____ LISTING

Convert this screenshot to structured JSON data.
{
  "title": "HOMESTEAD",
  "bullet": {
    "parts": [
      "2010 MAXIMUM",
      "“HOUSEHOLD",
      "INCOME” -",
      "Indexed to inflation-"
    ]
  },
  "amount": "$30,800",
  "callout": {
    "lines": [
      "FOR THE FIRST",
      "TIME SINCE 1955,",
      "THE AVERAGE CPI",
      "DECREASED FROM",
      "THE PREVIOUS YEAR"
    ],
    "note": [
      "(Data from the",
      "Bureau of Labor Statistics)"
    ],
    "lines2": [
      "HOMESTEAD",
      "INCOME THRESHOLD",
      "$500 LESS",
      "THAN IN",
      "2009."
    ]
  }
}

________
____ LISTING

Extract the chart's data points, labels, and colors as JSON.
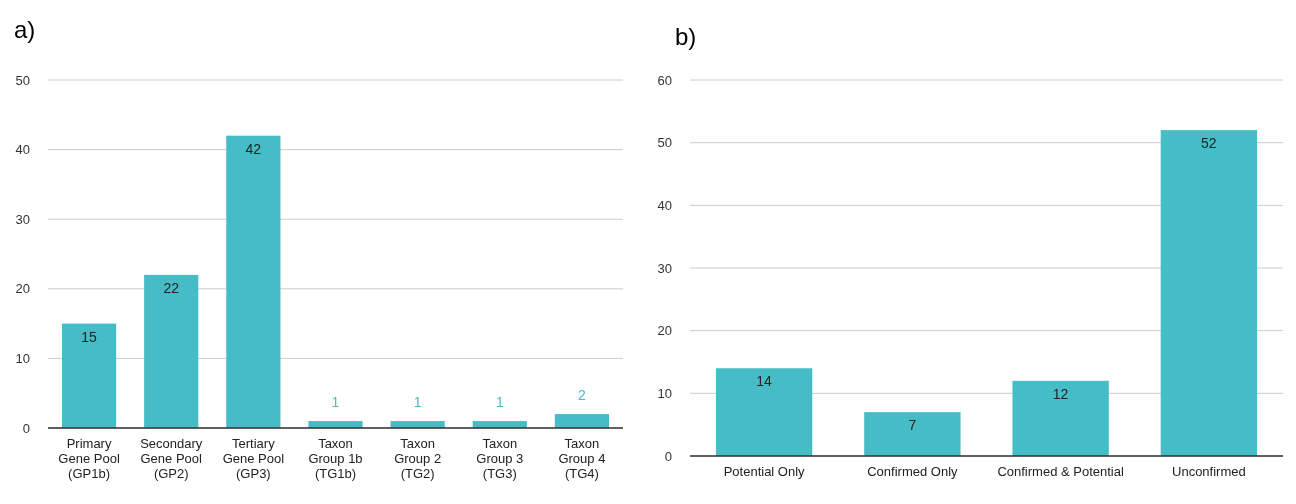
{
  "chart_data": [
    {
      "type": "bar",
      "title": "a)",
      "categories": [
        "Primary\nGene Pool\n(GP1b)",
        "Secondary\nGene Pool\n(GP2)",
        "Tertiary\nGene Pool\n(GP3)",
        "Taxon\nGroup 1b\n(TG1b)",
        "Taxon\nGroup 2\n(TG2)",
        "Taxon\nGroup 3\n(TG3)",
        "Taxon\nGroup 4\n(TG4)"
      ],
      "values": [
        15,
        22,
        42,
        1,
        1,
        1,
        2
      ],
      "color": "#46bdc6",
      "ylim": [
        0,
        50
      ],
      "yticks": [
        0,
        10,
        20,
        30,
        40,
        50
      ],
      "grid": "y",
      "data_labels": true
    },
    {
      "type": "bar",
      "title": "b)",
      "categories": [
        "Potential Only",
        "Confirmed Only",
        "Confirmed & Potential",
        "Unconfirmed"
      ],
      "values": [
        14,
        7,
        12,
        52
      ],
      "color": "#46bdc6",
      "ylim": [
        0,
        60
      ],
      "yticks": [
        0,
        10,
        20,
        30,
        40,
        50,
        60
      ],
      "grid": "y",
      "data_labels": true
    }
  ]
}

________

• **REQUIRED TASK**
Find the lines above holding the word "Pool" and show them.

• **EXERCISE RESULT**
        "Primary\nGene Pool\n(GP1b)",
        "Secondary\nGene Pool\n(GP2)",
        "Tertiary\nGene Pool\n(GP3)",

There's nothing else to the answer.